**JOB**. Can you pull out each line of the data below that includes the word "colónias"?

— begin PROVIDED ENTRIES —

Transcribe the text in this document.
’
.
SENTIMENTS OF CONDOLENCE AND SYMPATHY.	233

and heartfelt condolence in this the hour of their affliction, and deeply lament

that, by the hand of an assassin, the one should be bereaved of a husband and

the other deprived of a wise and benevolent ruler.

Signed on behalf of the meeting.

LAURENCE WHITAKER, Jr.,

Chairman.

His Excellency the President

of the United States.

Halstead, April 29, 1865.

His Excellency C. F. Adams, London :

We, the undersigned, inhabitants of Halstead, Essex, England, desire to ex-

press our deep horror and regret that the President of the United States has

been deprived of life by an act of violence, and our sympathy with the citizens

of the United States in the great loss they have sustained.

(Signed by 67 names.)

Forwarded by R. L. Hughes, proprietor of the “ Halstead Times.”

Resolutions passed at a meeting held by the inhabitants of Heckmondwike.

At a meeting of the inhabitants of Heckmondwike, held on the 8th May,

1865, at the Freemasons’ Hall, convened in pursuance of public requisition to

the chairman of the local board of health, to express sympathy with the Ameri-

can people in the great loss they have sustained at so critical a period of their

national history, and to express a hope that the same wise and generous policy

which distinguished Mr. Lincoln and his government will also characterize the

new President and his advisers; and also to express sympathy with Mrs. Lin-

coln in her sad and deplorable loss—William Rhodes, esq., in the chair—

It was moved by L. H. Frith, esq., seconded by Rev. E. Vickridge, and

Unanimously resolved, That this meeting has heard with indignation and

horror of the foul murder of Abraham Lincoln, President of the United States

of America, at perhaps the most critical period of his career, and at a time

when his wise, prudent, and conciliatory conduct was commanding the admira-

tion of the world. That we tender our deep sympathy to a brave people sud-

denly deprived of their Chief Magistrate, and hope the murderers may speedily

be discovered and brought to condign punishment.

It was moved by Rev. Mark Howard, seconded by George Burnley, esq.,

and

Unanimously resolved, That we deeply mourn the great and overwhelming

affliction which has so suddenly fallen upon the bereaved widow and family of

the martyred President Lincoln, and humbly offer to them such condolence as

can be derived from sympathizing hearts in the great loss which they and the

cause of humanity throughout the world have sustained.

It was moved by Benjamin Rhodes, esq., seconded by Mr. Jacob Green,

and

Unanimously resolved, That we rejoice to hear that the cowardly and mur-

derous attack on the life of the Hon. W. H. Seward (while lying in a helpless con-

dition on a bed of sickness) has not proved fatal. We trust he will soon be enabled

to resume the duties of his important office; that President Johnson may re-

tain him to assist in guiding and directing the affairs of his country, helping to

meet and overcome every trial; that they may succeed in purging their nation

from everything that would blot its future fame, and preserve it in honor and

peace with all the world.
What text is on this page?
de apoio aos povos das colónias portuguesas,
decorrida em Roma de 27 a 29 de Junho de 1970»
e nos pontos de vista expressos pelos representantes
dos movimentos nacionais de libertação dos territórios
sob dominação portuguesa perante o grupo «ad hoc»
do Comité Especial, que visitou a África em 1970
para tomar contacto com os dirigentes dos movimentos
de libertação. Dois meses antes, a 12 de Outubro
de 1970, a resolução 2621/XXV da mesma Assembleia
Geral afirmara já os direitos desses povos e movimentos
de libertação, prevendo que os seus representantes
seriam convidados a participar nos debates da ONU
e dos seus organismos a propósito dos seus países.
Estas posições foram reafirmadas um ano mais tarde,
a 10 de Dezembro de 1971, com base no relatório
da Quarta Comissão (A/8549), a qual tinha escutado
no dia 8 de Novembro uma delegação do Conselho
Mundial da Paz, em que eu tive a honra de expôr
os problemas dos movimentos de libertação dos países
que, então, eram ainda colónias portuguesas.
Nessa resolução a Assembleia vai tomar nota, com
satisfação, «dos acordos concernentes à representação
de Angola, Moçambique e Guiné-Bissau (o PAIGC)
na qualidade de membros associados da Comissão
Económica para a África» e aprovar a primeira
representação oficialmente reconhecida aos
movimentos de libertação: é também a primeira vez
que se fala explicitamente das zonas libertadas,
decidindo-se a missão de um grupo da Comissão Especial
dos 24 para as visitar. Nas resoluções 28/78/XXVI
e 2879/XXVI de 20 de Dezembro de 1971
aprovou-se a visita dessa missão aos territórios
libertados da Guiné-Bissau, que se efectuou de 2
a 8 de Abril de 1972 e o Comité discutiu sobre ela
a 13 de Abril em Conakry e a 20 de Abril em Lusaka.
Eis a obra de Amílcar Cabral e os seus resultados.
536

— end PROVIDED ENTRIES —

**WRITTEN SOLUTION**.
de apoio aos povos das colónias portuguesas,
que, então, eram ainda colónias portuguesas.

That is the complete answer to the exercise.